**Aim**
In the following material, identify every line holding the string "this" and return it.

**Task material**
..........

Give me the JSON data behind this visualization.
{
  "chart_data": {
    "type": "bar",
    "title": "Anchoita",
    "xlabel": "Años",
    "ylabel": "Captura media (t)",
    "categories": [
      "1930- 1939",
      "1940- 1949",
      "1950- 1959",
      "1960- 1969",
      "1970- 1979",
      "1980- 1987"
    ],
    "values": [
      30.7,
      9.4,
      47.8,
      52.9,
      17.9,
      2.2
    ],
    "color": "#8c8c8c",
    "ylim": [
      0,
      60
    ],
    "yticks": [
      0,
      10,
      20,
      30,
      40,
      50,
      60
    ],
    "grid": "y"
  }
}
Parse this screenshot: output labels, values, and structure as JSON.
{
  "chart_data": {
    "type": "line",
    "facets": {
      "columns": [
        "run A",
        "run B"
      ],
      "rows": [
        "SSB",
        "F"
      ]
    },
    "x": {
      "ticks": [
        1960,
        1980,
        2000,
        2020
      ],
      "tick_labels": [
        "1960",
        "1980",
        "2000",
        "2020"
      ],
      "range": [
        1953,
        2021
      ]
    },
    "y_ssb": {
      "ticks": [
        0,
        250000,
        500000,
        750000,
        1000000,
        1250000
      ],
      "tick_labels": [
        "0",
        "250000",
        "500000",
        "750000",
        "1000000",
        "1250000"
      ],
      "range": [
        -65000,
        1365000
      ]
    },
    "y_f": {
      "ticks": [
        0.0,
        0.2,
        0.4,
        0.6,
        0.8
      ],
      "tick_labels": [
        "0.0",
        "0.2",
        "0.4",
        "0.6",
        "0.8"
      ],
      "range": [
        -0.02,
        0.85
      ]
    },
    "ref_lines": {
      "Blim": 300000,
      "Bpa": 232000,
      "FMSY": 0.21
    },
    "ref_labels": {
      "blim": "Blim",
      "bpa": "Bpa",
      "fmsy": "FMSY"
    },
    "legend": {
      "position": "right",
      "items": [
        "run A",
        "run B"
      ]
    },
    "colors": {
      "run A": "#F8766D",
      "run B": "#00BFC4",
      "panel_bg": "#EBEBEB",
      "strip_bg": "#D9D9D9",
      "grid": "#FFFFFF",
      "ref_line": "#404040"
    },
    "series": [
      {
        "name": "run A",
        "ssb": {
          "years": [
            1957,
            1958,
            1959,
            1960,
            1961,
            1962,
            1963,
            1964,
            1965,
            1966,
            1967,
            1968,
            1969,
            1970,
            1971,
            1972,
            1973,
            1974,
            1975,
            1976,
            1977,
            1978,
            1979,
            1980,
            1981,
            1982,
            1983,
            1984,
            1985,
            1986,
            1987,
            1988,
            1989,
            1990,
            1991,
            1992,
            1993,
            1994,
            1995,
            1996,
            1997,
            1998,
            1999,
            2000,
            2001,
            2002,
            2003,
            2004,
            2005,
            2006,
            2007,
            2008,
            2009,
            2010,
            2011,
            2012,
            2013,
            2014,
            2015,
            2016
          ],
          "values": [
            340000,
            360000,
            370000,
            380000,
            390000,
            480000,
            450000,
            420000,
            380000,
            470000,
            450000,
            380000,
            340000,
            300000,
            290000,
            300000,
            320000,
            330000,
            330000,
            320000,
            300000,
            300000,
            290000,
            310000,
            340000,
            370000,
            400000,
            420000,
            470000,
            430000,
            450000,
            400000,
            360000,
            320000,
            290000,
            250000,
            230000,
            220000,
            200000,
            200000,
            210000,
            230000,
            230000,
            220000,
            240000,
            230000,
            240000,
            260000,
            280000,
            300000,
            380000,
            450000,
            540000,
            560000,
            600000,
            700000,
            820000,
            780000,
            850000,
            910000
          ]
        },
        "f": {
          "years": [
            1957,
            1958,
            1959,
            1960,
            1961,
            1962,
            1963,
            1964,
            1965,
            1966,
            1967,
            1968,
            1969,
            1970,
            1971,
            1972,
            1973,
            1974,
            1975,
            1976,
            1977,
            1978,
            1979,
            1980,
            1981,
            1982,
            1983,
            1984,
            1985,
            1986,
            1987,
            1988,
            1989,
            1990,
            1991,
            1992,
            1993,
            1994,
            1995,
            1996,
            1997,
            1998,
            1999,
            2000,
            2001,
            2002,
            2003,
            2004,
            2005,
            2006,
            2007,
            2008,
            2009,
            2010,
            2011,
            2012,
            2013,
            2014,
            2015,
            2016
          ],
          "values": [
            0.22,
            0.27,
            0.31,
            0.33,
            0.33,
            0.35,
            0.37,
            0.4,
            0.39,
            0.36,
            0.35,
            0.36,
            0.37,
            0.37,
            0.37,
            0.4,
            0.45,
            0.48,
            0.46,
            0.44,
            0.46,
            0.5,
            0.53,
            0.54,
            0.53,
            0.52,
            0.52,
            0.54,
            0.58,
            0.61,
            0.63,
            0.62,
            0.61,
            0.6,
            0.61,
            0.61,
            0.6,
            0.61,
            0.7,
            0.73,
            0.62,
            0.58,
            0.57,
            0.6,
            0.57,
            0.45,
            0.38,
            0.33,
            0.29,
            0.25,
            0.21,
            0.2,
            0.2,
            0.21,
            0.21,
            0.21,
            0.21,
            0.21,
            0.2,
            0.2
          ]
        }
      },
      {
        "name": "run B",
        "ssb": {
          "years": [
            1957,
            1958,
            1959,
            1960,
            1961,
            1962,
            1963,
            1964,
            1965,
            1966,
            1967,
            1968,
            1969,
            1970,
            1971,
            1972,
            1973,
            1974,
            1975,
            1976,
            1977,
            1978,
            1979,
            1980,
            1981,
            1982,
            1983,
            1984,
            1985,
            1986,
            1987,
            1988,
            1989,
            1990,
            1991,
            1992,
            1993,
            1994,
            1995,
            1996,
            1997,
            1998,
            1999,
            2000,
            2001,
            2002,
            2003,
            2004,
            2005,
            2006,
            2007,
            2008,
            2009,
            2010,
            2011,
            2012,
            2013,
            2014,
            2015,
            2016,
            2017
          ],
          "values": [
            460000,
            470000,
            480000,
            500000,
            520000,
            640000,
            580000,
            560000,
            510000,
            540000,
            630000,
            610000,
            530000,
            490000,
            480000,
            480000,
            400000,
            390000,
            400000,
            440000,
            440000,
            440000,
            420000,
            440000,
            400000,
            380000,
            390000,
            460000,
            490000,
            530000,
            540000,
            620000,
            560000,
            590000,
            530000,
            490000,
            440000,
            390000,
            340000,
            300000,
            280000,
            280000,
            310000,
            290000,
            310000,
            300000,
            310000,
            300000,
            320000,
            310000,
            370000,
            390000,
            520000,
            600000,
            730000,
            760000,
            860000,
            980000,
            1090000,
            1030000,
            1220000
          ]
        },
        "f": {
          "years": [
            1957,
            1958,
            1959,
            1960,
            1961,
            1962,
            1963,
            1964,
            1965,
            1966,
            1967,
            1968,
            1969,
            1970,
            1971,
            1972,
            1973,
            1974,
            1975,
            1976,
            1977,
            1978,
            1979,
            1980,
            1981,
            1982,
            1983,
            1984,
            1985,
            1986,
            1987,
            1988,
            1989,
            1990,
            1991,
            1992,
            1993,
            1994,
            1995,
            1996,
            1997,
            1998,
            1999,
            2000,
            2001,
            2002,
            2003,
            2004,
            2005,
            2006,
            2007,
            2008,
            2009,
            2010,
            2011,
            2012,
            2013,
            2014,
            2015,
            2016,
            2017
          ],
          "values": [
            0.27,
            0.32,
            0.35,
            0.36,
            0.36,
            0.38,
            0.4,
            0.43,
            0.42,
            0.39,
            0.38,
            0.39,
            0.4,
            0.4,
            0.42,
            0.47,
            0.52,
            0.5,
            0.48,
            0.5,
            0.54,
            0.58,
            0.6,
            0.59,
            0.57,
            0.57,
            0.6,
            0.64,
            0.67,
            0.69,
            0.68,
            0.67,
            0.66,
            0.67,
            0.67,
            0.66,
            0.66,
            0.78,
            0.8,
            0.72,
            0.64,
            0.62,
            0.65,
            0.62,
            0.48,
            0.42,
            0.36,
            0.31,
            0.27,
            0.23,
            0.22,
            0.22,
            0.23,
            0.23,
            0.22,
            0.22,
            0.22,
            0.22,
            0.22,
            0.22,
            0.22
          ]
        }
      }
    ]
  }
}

..........

**Output of the task**
Give me the JSON data behind this visualization.
Parse this screenshot: output labels, values, and structure as JSON.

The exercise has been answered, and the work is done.